Given problem: Output each line exactly as it appears, skipping any embedded picture.

++++++

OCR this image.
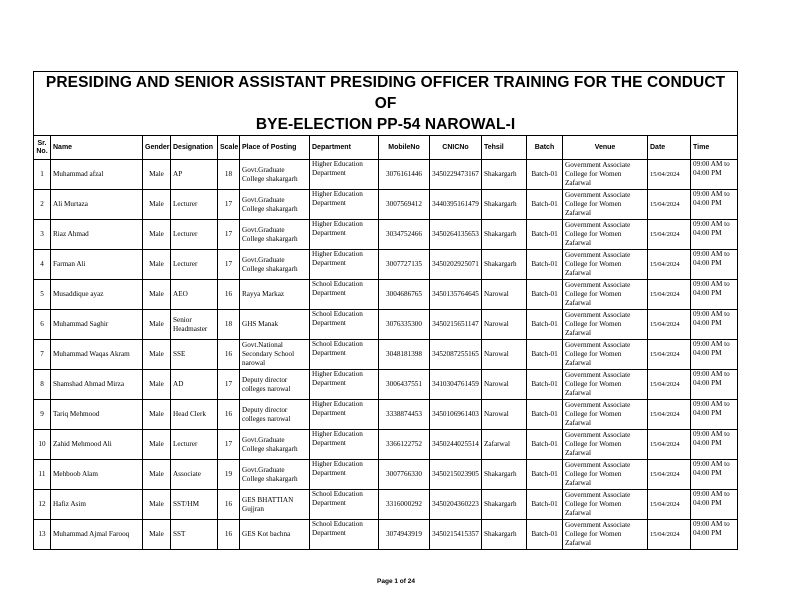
PRESIDING AND SENIOR ASSISTANT PRESIDING OFFICER TRAINING FOR THE CONDUCT OF
BYE-ELECTION PP-54 NAROWAL-I													

Sr. No.	Name	Gender	Designation	Scale	Place of Posting	Department	MobileNo	CNICNo	Tehsil	Batch	Venue	Date	Time
1	Muhammad afzal	Male	AP	18	Govt.Graduate College shakargarh	Higher Education Department	3076161446	3450229473167	Shakargarh	Batch-01	Government Associate College for Women Zafarwal	15/04/2024	09:00 AM to 04:00 PM
2	Ali Murtaza	Male	Lecturer	17	Govt.Graduate College shakargarh	Higher Education Department	3007569412	3440395161479	Shakargarh	Batch-01	Government Associate College for Women Zafarwal	15/04/2024	09:00 AM to 04:00 PM
3	Riaz Ahmad	Male	Lecturer	17	Govt.Graduate College shakargarh	Higher Education Department	3034752466	3450264135653	Shakargarh	Batch-01	Government Associate College for Women Zafarwal	15/04/2024	09:00 AM to 04:00 PM
4	Farman Ali	Male	Lecturer	17	Govt.Graduate College shakargarh	Higher Education Department	3007727135	3450202925071	Shakargarh	Batch-01	Government Associate College for Women Zafarwal	15/04/2024	09:00 AM to 04:00 PM
5	Musaddique ayaz	Male	AEO	16	Rayya Markaz	School Education Department	3004686765	3450135764645	Narowal	Batch-01	Government Associate College for Women Zafarwal	15/04/2024	09:00 AM to 04:00 PM
6	Muhammad Saghir	Male	Senior Headmaster	18	GHS Manak	School Education Department	3076335300	3450215651147	Narowal	Batch-01	Government Associate College for Women Zafarwal	15/04/2024	09:00 AM to 04:00 PM
7	Muhammad Waqas Akram	Male	SSE	16	Govt.National Secondary School narowal	School Education Department	3048181398	3452087255165	Narowal	Batch-01	Government Associate College for Women Zafarwal	15/04/2024	09:00 AM to 04:00 PM
8	Shamshad Ahmad Mirza	Male	AD	17	Deputy director colleges narowal	Higher Education Department	3006437551	3410304761459	Narowal	Batch-01	Government Associate College for Women Zafarwal	15/04/2024	09:00 AM to 04:00 PM
9	Tariq Mehmood	Male	Head Clerk	16	Deputy director colleges narowal	Higher Education Department	3338874453	3450106961403	Narowal	Batch-01	Government Associate College for Women Zafarwal	15/04/2024	09:00 AM to 04:00 PM
10	Zahid Mehmood Ali	Male	Lecturer	17	Govt.Graduate College shakargarh	Higher Education Department	3366122752	3450244025514	Zafarwal	Batch-01	Government Associate College for Women Zafarwal	15/04/2024	09:00 AM to 04:00 PM
11	Mehboob Alam	Male	Associate	19	Govt.Graduate College shakargarh	Higher Education Department	3007766330	3450215023905	Shakargarh	Batch-01	Government Associate College for Women Zafarwal	15/04/2024	09:00 AM to 04:00 PM
12	Hafiz Asim	Male	SST/HM	16	GES BHATTIAN Gujjran	School Education Department	3316000292	3450204360223	Shakargarh	Batch-01	Government Associate College for Women Zafarwal	15/04/2024	09:00 AM to 04:00 PM
13	Muhammad Ajmal Farooq	Male	SST	16	GES Kot bachna	School Education Department	3074943919	3450215415357	Shakargarh	Batch-01	Government Associate College for Women Zafarwal	15/04/2024	09:00 AM to 04:00 PM
Page 1 of 24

++++++

Response to the task:
OCR this image.
PRESIDING AND SENIOR ASSISTANT PRESIDING OFFICER TRAINING FOR THE CONDUCT OF
BYE-ELECTION PP-54 NAROWAL-I													

Sr. No.	Name	Gender	Designation	Scale	Place of Posting	Department	MobileNo	CNICNo	Tehsil	Batch	Venue	Date	Time
1	Muhammad afzal	Male	AP	18	Govt.Graduate College shakargarh	Higher Education Department	3076161446	3450229473167	Shakargarh	Batch-01	Government Associate College for Women Zafarwal	15/04/2024	09:00 AM to 04:00 PM
2	Ali Murtaza	Male	Lecturer	17	Govt.Graduate College shakargarh	Higher Education Department	3007569412	3440395161479	Shakargarh	Batch-01	Government Associate College for Women Zafarwal	15/04/2024	09:00 AM to 04:00 PM
3	Riaz Ahmad	Male	Lecturer	17	Govt.Graduate College shakargarh	Higher Education Department	3034752466	3450264135653	Shakargarh	Batch-01	Government Associate College for Women Zafarwal	15/04/2024	09:00 AM to 04:00 PM
4	Farman Ali	Male	Lecturer	17	Govt.Graduate College shakargarh	Higher Education Department	3007727135	3450202925071	Shakargarh	Batch-01	Government Associate College for Women Zafarwal	15/04/2024	09:00 AM to 04:00 PM
5	Musaddique ayaz	Male	AEO	16	Rayya Markaz	School Education Department	3004686765	3450135764645	Narowal	Batch-01	Government Associate College for Women Zafarwal	15/04/2024	09:00 AM to 04:00 PM
6	Muhammad Saghir	Male	Senior Headmaster	18	GHS Manak	School Education Department	3076335300	3450215651147	Narowal	Batch-01	Government Associate College for Women Zafarwal	15/04/2024	09:00 AM to 04:00 PM
7	Muhammad Waqas Akram	Male	SSE	16	Govt.National Secondary School narowal	School Education Department	3048181398	3452087255165	Narowal	Batch-01	Government Associate College for Women Zafarwal	15/04/2024	09:00 AM to 04:00 PM
8	Shamshad Ahmad Mirza	Male	AD	17	Deputy director colleges narowal	Higher Education Department	3006437551	3410304761459	Narowal	Batch-01	Government Associate College for Women Zafarwal	15/04/2024	09:00 AM to 04:00 PM
9	Tariq Mehmood	Male	Head Clerk	16	Deputy director colleges narowal	Higher Education Department	3338874453	3450106961403	Narowal	Batch-01	Government Associate College for Women Zafarwal	15/04/2024	09:00 AM to 04:00 PM
10	Zahid Mehmood Ali	Male	Lecturer	17	Govt.Graduate College shakargarh	Higher Education Department	3366122752	3450244025514	Zafarwal	Batch-01	Government Associate College for Women Zafarwal	15/04/2024	09:00 AM to 04:00 PM
11	Mehboob Alam	Male	Associate	19	Govt.Graduate College shakargarh	Higher Education Department	3007766330	3450215023905	Shakargarh	Batch-01	Government Associate College for Women Zafarwal	15/04/2024	09:00 AM to 04:00 PM
12	Hafiz Asim	Male	SST/HM	16	GES BHATTIAN Gujjran	School Education Department	3316000292	3450204360223	Shakargarh	Batch-01	Government Associate College for Women Zafarwal	15/04/2024	09:00 AM to 04:00 PM
13	Muhammad Ajmal Farooq	Male	SST	16	GES Kot bachna	School Education Department	3074943919	3450215415357	Shakargarh	Batch-01	Government Associate College for Women Zafarwal	15/04/2024	09:00 AM to 04:00 PM
Page 1 of 24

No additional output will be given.